Can you rewrite the material from its start through the line with "- day-info: Sunrise: 7:27 AMSunset: 5:29", replacing "day-number" with "date-label" and leaving everything else unchanged?
-- begin --
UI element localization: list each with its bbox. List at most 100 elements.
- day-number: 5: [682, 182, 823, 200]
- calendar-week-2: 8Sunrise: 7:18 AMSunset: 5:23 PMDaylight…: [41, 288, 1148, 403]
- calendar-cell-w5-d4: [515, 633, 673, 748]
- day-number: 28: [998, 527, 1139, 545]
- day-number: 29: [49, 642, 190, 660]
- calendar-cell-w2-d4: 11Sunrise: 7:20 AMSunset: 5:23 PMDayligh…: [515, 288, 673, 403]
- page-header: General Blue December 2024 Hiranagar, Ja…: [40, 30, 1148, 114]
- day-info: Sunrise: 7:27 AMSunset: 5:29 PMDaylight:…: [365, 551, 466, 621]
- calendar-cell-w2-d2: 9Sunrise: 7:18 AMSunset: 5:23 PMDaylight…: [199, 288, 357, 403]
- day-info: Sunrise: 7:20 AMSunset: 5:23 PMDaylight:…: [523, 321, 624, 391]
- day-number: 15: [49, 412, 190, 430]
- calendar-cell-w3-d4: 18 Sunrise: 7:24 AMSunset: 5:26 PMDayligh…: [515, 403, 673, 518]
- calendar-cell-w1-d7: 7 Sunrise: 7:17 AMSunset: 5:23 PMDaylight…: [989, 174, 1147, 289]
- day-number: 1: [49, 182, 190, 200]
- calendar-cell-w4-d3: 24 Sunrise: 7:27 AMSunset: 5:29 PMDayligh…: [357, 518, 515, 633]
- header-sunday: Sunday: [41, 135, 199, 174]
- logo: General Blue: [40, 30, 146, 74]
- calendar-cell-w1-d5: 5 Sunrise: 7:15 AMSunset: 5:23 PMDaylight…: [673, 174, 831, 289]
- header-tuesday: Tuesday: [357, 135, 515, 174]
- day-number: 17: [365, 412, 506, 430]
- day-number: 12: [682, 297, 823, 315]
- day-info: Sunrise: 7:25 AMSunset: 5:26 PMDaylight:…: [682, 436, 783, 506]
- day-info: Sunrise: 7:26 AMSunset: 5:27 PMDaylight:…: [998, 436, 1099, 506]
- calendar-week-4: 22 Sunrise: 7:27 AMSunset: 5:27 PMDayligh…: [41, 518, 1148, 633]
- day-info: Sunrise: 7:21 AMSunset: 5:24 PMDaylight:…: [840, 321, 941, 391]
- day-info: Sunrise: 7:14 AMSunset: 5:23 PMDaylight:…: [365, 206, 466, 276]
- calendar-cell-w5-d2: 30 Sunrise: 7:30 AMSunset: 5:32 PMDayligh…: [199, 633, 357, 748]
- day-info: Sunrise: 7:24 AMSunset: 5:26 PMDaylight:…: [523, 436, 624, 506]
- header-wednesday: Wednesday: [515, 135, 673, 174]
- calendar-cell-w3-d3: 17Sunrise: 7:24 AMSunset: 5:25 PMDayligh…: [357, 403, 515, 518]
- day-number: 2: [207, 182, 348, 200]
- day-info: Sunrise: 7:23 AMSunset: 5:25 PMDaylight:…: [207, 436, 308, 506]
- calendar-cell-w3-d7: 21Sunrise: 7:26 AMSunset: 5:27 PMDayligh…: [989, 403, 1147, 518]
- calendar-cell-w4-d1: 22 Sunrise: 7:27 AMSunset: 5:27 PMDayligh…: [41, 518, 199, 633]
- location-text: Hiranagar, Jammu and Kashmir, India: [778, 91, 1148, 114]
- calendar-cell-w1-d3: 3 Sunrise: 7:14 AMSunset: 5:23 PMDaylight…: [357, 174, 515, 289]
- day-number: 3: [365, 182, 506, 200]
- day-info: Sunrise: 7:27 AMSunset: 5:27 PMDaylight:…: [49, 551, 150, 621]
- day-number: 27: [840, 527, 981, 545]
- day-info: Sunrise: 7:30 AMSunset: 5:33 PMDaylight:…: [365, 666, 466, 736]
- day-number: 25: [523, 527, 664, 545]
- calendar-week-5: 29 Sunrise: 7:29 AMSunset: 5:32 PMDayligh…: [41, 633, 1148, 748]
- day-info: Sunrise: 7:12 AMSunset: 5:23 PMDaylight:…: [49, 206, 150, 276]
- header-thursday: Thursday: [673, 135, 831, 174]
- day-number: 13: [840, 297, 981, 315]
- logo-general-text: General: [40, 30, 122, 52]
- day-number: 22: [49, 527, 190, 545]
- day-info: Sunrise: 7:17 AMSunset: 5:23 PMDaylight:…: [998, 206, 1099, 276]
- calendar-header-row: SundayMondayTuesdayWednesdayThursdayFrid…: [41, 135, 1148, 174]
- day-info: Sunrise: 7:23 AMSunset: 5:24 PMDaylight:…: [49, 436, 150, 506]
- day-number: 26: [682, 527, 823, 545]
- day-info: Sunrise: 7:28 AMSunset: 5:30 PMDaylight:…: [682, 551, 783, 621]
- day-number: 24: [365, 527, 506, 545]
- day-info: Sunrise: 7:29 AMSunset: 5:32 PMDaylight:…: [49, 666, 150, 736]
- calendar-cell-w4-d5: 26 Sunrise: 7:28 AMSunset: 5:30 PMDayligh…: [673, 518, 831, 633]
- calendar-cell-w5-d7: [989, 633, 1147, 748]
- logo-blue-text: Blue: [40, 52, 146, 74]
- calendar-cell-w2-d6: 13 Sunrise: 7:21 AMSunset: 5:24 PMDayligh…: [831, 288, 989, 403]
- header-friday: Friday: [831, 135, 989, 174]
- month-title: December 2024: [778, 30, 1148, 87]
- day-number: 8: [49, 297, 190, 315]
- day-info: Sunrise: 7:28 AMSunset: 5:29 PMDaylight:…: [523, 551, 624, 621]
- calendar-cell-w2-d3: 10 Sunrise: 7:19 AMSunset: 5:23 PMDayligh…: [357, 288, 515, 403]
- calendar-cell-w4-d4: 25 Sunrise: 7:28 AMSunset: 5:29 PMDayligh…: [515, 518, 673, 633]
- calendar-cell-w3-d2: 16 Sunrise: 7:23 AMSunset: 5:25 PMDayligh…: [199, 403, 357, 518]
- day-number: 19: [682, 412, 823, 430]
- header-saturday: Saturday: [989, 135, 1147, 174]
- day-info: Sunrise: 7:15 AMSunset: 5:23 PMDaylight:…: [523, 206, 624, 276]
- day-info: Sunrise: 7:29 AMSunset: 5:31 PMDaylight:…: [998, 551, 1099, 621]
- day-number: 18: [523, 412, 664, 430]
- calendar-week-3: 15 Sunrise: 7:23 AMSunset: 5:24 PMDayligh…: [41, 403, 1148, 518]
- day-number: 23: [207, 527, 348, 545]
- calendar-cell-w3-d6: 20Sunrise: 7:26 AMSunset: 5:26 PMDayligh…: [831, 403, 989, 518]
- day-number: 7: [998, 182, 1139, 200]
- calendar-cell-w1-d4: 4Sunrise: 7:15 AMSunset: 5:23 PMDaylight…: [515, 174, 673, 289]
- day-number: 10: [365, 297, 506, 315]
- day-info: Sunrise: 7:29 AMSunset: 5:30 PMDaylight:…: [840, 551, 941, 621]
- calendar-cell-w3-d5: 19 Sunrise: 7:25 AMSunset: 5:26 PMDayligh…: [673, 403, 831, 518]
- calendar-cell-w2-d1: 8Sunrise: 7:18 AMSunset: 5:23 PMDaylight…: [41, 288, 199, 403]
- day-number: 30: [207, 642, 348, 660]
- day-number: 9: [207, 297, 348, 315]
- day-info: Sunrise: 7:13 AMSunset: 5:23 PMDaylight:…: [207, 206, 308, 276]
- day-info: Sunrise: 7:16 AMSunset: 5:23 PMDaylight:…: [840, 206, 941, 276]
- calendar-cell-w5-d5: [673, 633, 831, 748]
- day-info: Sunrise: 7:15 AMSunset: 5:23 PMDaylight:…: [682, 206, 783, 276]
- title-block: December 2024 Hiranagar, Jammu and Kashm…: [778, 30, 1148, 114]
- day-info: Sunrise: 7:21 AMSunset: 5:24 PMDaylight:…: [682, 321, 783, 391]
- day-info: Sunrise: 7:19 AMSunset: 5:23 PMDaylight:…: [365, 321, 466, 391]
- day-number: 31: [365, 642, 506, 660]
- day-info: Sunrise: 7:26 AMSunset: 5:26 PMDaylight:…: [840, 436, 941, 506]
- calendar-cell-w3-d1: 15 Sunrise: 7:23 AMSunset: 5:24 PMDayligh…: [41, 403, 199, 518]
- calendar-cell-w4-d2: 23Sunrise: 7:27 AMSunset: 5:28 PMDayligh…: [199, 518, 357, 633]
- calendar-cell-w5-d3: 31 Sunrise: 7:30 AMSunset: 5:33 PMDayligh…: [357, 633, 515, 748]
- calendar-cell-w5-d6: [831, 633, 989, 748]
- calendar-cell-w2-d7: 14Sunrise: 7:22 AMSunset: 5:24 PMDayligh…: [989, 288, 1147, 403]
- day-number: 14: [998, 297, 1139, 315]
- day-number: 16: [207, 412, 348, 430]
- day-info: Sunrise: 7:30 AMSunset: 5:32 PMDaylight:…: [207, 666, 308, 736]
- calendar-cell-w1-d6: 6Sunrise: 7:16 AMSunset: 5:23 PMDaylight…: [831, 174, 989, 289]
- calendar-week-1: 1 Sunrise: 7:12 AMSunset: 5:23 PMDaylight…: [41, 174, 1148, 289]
-- end --
Reply to the task
UI element localization: list each with its bbox. List at most 100 elements.
- date-label: 5: [682, 182, 823, 200]
- calendar-week-2: 8Sunrise: 7:18 AMSunset: 5:23 PMDaylight…: [41, 288, 1148, 403]
- calendar-cell-w5-d4: [515, 633, 673, 748]
- date-label: 28: [998, 527, 1139, 545]
- date-label: 29: [49, 642, 190, 660]
- calendar-cell-w2-d4: 11Sunrise: 7:20 AMSunset: 5:23 PMDayligh…: [515, 288, 673, 403]
- page-header: General Blue December 2024 Hiranagar, Ja…: [40, 30, 1148, 114]
- day-info: Sunrise: 7:27 AMSunset: 5:29 PMDaylight:…: [365, 551, 466, 621]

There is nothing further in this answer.